*** The records ***
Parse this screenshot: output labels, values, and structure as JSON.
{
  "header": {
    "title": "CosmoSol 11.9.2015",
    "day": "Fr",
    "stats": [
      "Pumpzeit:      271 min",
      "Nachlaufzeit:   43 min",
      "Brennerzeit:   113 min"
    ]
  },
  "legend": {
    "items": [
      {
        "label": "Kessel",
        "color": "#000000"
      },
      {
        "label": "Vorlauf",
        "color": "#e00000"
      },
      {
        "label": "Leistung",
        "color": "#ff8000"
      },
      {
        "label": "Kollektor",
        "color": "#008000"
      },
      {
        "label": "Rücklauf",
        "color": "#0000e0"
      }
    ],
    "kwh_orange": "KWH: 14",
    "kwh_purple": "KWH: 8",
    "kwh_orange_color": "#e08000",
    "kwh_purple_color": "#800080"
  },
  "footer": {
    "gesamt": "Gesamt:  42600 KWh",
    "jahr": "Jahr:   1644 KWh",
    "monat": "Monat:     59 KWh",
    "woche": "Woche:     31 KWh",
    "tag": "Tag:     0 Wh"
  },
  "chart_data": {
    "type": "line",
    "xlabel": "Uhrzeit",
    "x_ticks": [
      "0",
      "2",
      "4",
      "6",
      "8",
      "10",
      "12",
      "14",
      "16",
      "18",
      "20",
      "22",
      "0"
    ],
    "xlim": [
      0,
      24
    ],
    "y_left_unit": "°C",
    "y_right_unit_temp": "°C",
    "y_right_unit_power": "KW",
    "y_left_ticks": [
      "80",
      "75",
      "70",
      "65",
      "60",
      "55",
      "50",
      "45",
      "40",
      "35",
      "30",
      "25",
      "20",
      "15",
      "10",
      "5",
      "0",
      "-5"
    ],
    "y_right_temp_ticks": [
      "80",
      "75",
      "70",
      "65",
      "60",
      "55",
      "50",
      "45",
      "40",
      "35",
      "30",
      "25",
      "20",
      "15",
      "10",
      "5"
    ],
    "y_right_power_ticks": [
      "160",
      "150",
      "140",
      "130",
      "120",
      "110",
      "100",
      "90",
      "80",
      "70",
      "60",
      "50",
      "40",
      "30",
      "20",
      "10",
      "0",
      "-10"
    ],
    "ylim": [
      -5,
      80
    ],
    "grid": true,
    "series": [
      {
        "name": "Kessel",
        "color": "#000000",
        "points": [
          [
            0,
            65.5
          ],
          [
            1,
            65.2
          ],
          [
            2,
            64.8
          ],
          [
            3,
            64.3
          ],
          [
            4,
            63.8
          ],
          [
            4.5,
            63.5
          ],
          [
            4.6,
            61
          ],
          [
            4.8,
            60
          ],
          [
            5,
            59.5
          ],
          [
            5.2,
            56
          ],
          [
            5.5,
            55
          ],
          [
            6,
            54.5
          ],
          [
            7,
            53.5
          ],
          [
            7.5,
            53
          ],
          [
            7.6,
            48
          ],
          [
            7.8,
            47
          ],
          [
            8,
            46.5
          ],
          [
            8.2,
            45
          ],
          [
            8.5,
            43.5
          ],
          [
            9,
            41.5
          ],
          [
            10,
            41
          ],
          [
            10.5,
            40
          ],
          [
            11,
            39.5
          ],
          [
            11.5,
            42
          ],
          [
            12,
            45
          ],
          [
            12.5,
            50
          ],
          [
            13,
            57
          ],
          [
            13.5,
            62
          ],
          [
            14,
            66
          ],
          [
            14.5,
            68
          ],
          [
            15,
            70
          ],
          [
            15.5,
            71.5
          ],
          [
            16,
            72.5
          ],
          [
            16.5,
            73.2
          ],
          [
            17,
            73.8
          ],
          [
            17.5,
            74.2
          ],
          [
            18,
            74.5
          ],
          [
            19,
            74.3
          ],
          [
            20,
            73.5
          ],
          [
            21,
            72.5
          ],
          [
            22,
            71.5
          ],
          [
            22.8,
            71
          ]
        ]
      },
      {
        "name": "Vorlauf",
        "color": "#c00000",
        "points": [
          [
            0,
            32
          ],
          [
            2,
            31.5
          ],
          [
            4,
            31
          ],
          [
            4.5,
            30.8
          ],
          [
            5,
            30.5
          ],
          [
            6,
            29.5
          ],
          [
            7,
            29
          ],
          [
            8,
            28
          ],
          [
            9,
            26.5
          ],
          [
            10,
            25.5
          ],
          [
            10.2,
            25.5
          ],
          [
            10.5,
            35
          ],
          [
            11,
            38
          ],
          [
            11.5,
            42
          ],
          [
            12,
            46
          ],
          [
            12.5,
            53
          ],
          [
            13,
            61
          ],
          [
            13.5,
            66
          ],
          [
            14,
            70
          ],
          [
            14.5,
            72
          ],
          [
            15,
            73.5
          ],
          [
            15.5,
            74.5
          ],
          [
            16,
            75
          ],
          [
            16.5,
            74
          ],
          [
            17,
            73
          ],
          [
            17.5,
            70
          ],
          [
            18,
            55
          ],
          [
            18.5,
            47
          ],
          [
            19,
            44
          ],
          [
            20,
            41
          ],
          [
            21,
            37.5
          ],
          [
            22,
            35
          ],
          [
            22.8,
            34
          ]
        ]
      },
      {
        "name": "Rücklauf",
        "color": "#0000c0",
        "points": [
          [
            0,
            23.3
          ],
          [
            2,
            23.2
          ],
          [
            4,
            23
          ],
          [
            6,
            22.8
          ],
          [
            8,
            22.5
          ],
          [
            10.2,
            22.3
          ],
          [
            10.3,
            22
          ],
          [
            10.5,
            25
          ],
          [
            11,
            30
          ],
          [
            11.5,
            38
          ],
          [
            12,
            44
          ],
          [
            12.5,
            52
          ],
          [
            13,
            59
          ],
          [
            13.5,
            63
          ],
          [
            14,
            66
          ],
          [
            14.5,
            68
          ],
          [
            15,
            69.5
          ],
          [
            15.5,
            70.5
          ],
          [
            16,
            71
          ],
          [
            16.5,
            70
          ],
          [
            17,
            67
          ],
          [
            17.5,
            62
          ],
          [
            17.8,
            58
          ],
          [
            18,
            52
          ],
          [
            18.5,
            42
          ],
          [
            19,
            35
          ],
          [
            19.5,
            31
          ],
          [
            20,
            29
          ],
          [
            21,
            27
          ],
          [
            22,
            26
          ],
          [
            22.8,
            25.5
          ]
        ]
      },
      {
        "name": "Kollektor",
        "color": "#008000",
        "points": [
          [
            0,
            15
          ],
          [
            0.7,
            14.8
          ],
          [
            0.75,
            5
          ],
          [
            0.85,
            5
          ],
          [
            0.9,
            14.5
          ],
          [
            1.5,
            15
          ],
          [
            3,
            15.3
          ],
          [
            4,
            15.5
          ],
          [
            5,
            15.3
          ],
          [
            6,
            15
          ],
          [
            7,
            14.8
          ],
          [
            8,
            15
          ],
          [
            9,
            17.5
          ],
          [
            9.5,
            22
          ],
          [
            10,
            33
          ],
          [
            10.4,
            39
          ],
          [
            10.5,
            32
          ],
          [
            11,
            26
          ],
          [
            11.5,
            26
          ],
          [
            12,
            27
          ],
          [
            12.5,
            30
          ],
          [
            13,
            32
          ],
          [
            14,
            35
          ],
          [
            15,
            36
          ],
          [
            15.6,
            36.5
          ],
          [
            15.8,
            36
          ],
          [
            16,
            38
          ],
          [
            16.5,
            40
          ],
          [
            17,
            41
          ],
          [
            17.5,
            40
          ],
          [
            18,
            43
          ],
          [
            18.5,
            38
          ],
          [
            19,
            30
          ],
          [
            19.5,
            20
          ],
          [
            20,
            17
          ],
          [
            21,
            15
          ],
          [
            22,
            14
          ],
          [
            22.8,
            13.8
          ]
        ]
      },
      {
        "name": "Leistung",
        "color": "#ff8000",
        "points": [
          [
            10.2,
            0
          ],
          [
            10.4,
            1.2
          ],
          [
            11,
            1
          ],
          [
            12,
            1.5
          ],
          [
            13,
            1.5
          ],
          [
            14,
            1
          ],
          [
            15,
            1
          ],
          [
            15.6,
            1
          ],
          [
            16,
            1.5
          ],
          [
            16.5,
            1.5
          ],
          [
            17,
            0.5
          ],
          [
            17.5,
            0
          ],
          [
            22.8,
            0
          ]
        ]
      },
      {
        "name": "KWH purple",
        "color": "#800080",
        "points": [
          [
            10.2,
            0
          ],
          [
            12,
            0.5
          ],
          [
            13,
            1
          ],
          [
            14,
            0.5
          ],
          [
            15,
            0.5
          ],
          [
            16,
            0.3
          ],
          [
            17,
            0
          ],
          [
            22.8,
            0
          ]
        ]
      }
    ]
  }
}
***
• _Your task_
Identify all lines in the records above with the word "name".

• _Exercise response_
        "name": "Kessel",
        "name": "Vorlauf",
        "name": "Rücklauf",
        "name": "Kollektor",
        "name": "Leistung",
        "name": "KWH purple",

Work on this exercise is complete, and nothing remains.